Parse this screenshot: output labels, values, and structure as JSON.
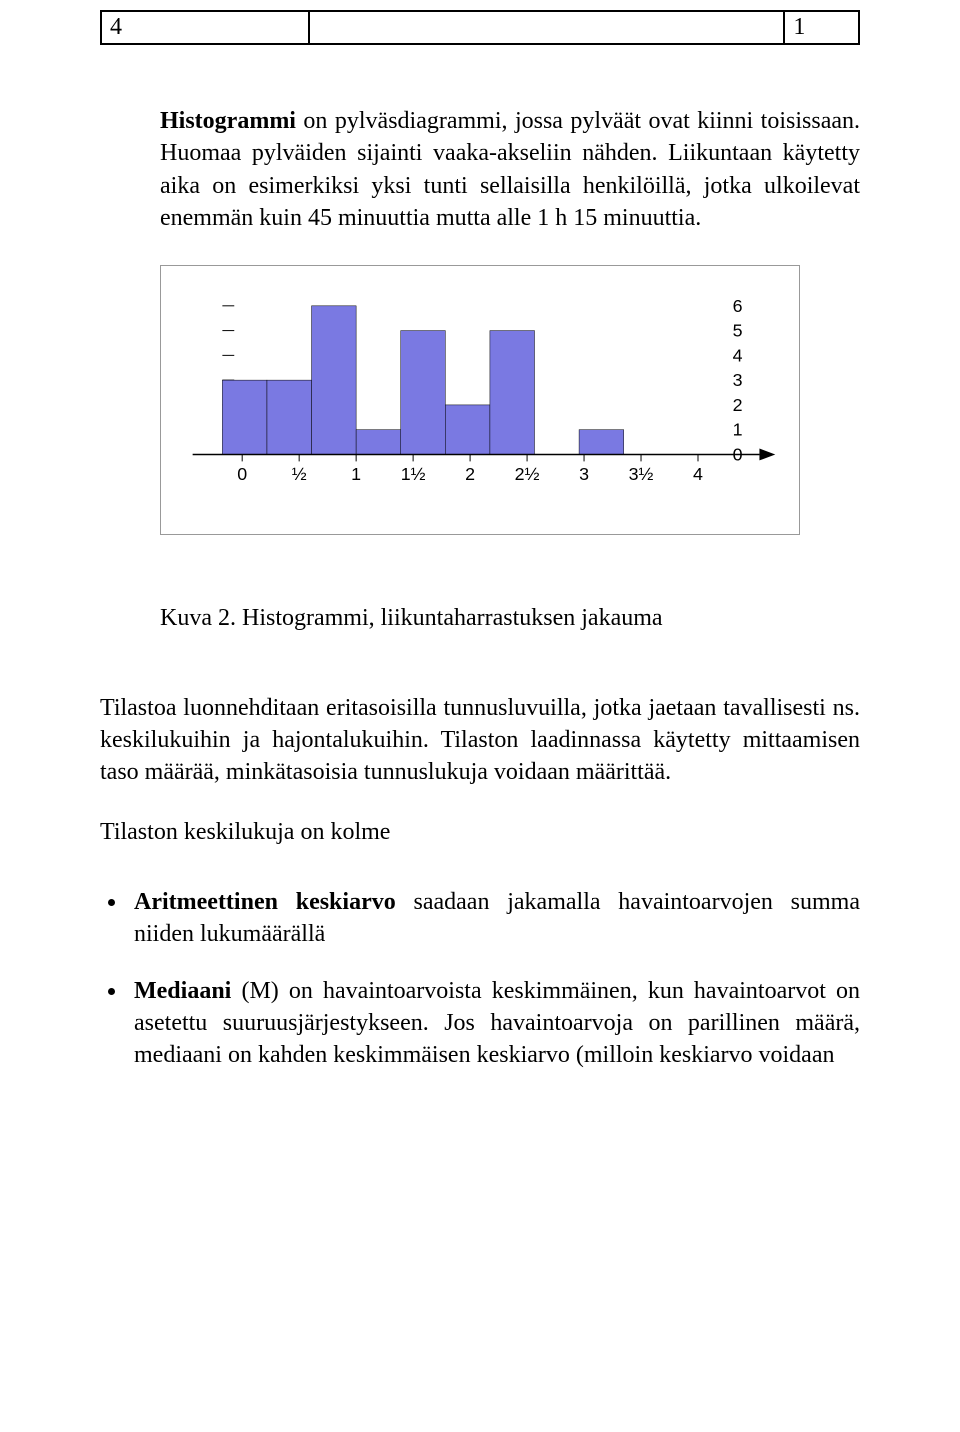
{
  "top_row": {
    "c1": "4",
    "c2": "",
    "c3": "1",
    "cell3_align": "left"
  },
  "para1": {
    "bold": "Histogrammi",
    "rest": " on pylväsdiagrammi, jossa pylväät ovat kiinni toisissaan. Huomaa pylväiden sijainti vaaka-akseliin nähden. Liikuntaan käytetty aika on esimerkiksi yksi tunti sellaisilla henkilöillä, jotka ulkoilevat enemmän kuin 45 minuuttia mutta  alle 1 h 15 minuuttia."
  },
  "chart": {
    "type": "histogram",
    "xlabels": [
      "0",
      "½",
      "1",
      "1½",
      "2",
      "2½",
      "3",
      "3½",
      "4"
    ],
    "ylabels": [
      "0",
      "1",
      "2",
      "3",
      "4",
      "5",
      "6"
    ],
    "bar_heights": [
      3,
      3,
      6,
      1,
      5,
      2,
      5,
      0,
      1
    ],
    "bar_color": "#7a79e2",
    "border_color": "#999999",
    "axis_color": "#000000",
    "bg_color": "#ffffff",
    "ymax": 6,
    "label_fontsize": 18
  },
  "caption": "Kuva 2. Histogrammi, liikuntaharrastuksen jakauma",
  "para2": "Tilastoa luonnehditaan eritasoisilla tunnusluvuilla, jotka jaetaan tavallisesti ns. keskilukuihin ja hajontalukuihin. Tilaston laadinnassa käytetty mittaamisen taso määrää, minkätasoisia tunnuslukuja voidaan määrittää.",
  "heading": "Tilaston keskilukuja on kolme",
  "bullet1": {
    "bold": "Aritmeettinen keskiarvo",
    "rest": " saadaan jakamalla havaintoarvojen summa niiden lukumäärällä"
  },
  "bullet2": {
    "bold": "Mediaani",
    "rest": " (M) on havaintoarvoista keskimmäinen, kun havaintoarvot on asetettu suuruusjärjestykseen. Jos havaintoarvoja on parillinen määrä, mediaani on kahden keskimmäisen keskiarvo (milloin keskiarvo voidaan"
  }
}
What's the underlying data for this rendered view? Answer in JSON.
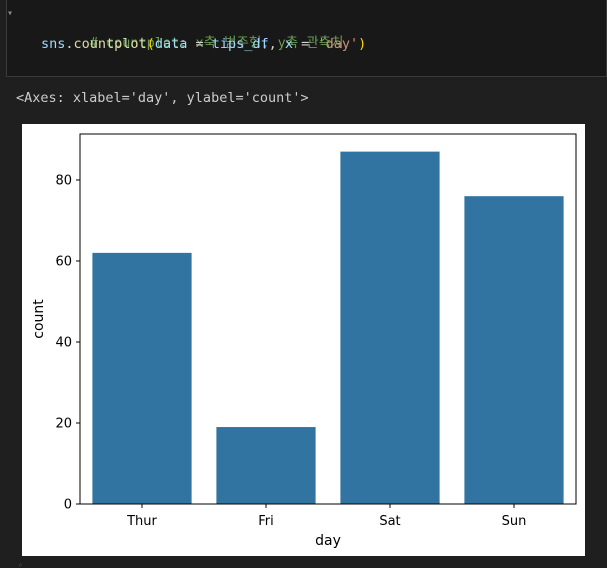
{
  "code_cell": {
    "comment": "# countplot: x축 범주형, y축 관측치",
    "call_obj": "sns",
    "call_dot": ".",
    "call_func": "countplot",
    "paren_open": "(",
    "arg1_name": "data",
    "eq1": " = ",
    "arg1_val": "tips_df",
    "comma": ", ",
    "arg2_name": "x",
    "eq2": " = ",
    "arg2_val": "'day'",
    "paren_close": ")"
  },
  "output": {
    "repr": "<Axes: xlabel='day', ylabel='count'>"
  },
  "chart_data": {
    "type": "bar",
    "categories": [
      "Thur",
      "Fri",
      "Sat",
      "Sun"
    ],
    "values": [
      62,
      19,
      87,
      76
    ],
    "title": "",
    "xlabel": "day",
    "ylabel": "count",
    "ylim": [
      0,
      91.35
    ],
    "yticks": [
      0,
      20,
      40,
      60,
      80
    ],
    "bar_color": "#3274a1",
    "grid": false
  }
}
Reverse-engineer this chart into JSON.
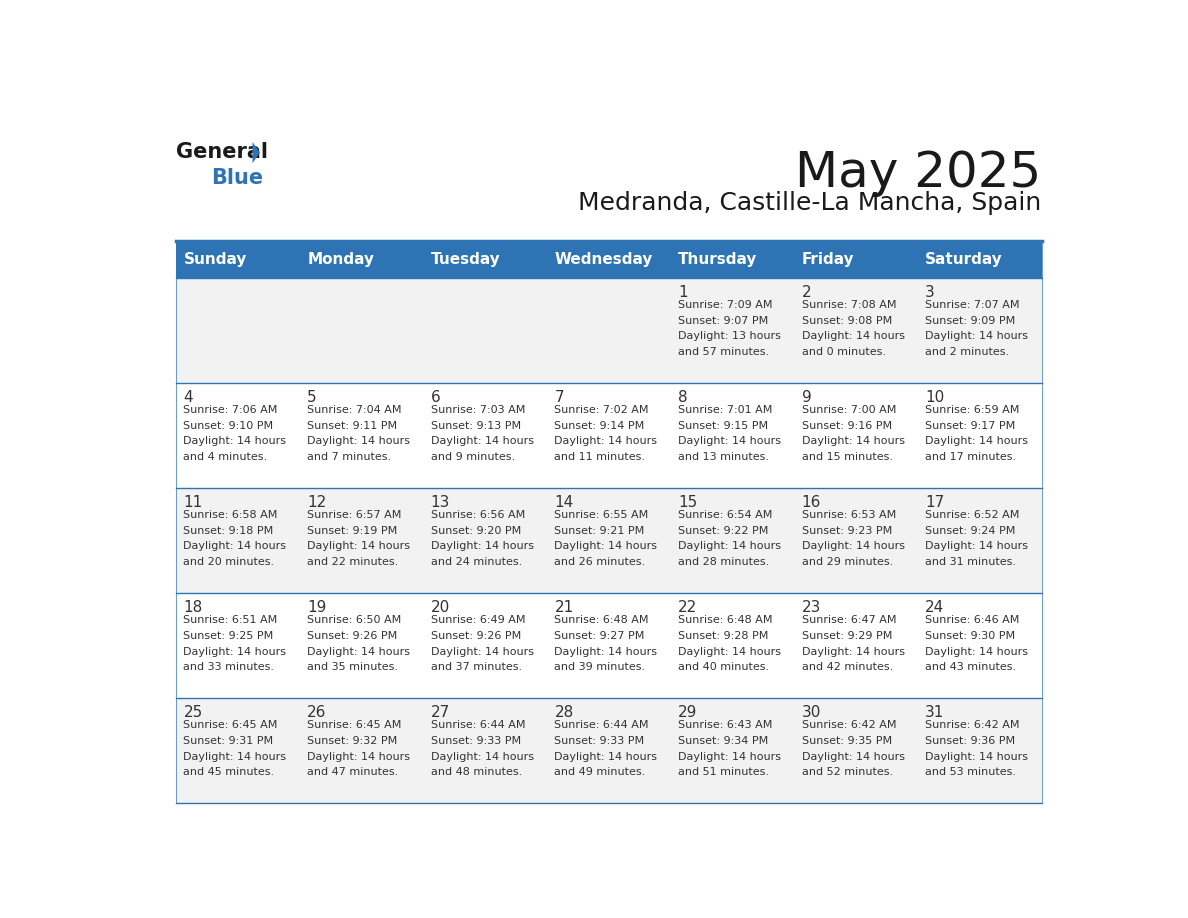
{
  "title": "May 2025",
  "subtitle": "Medranda, Castille-La Mancha, Spain",
  "days_of_week": [
    "Sunday",
    "Monday",
    "Tuesday",
    "Wednesday",
    "Thursday",
    "Friday",
    "Saturday"
  ],
  "header_bg": "#2E74B5",
  "header_text": "#FFFFFF",
  "row_bg_odd": "#F2F2F2",
  "row_bg_even": "#FFFFFF",
  "cell_border": "#2E74B5",
  "day_number_color": "#333333",
  "text_color": "#333333",
  "title_color": "#1a1a1a",
  "subtitle_color": "#1a1a1a",
  "calendar_data": [
    [
      null,
      null,
      null,
      null,
      {
        "day": 1,
        "sunrise": "7:09 AM",
        "sunset": "9:07 PM",
        "daylight": "13 hours and 57 minutes"
      },
      {
        "day": 2,
        "sunrise": "7:08 AM",
        "sunset": "9:08 PM",
        "daylight": "14 hours and 0 minutes"
      },
      {
        "day": 3,
        "sunrise": "7:07 AM",
        "sunset": "9:09 PM",
        "daylight": "14 hours and 2 minutes"
      }
    ],
    [
      {
        "day": 4,
        "sunrise": "7:06 AM",
        "sunset": "9:10 PM",
        "daylight": "14 hours and 4 minutes"
      },
      {
        "day": 5,
        "sunrise": "7:04 AM",
        "sunset": "9:11 PM",
        "daylight": "14 hours and 7 minutes"
      },
      {
        "day": 6,
        "sunrise": "7:03 AM",
        "sunset": "9:13 PM",
        "daylight": "14 hours and 9 minutes"
      },
      {
        "day": 7,
        "sunrise": "7:02 AM",
        "sunset": "9:14 PM",
        "daylight": "14 hours and 11 minutes"
      },
      {
        "day": 8,
        "sunrise": "7:01 AM",
        "sunset": "9:15 PM",
        "daylight": "14 hours and 13 minutes"
      },
      {
        "day": 9,
        "sunrise": "7:00 AM",
        "sunset": "9:16 PM",
        "daylight": "14 hours and 15 minutes"
      },
      {
        "day": 10,
        "sunrise": "6:59 AM",
        "sunset": "9:17 PM",
        "daylight": "14 hours and 17 minutes"
      }
    ],
    [
      {
        "day": 11,
        "sunrise": "6:58 AM",
        "sunset": "9:18 PM",
        "daylight": "14 hours and 20 minutes"
      },
      {
        "day": 12,
        "sunrise": "6:57 AM",
        "sunset": "9:19 PM",
        "daylight": "14 hours and 22 minutes"
      },
      {
        "day": 13,
        "sunrise": "6:56 AM",
        "sunset": "9:20 PM",
        "daylight": "14 hours and 24 minutes"
      },
      {
        "day": 14,
        "sunrise": "6:55 AM",
        "sunset": "9:21 PM",
        "daylight": "14 hours and 26 minutes"
      },
      {
        "day": 15,
        "sunrise": "6:54 AM",
        "sunset": "9:22 PM",
        "daylight": "14 hours and 28 minutes"
      },
      {
        "day": 16,
        "sunrise": "6:53 AM",
        "sunset": "9:23 PM",
        "daylight": "14 hours and 29 minutes"
      },
      {
        "day": 17,
        "sunrise": "6:52 AM",
        "sunset": "9:24 PM",
        "daylight": "14 hours and 31 minutes"
      }
    ],
    [
      {
        "day": 18,
        "sunrise": "6:51 AM",
        "sunset": "9:25 PM",
        "daylight": "14 hours and 33 minutes"
      },
      {
        "day": 19,
        "sunrise": "6:50 AM",
        "sunset": "9:26 PM",
        "daylight": "14 hours and 35 minutes"
      },
      {
        "day": 20,
        "sunrise": "6:49 AM",
        "sunset": "9:26 PM",
        "daylight": "14 hours and 37 minutes"
      },
      {
        "day": 21,
        "sunrise": "6:48 AM",
        "sunset": "9:27 PM",
        "daylight": "14 hours and 39 minutes"
      },
      {
        "day": 22,
        "sunrise": "6:48 AM",
        "sunset": "9:28 PM",
        "daylight": "14 hours and 40 minutes"
      },
      {
        "day": 23,
        "sunrise": "6:47 AM",
        "sunset": "9:29 PM",
        "daylight": "14 hours and 42 minutes"
      },
      {
        "day": 24,
        "sunrise": "6:46 AM",
        "sunset": "9:30 PM",
        "daylight": "14 hours and 43 minutes"
      }
    ],
    [
      {
        "day": 25,
        "sunrise": "6:45 AM",
        "sunset": "9:31 PM",
        "daylight": "14 hours and 45 minutes"
      },
      {
        "day": 26,
        "sunrise": "6:45 AM",
        "sunset": "9:32 PM",
        "daylight": "14 hours and 47 minutes"
      },
      {
        "day": 27,
        "sunrise": "6:44 AM",
        "sunset": "9:33 PM",
        "daylight": "14 hours and 48 minutes"
      },
      {
        "day": 28,
        "sunrise": "6:44 AM",
        "sunset": "9:33 PM",
        "daylight": "14 hours and 49 minutes"
      },
      {
        "day": 29,
        "sunrise": "6:43 AM",
        "sunset": "9:34 PM",
        "daylight": "14 hours and 51 minutes"
      },
      {
        "day": 30,
        "sunrise": "6:42 AM",
        "sunset": "9:35 PM",
        "daylight": "14 hours and 52 minutes"
      },
      {
        "day": 31,
        "sunrise": "6:42 AM",
        "sunset": "9:36 PM",
        "daylight": "14 hours and 53 minutes"
      }
    ]
  ]
}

◇ ◇ ◇ ◇ ◇ ◇ ◇

## [EXERCISE]
State the number of lines in the data that include the string "countplot", and add nothing else.

## [SOLUTION TO THIS TASK]
2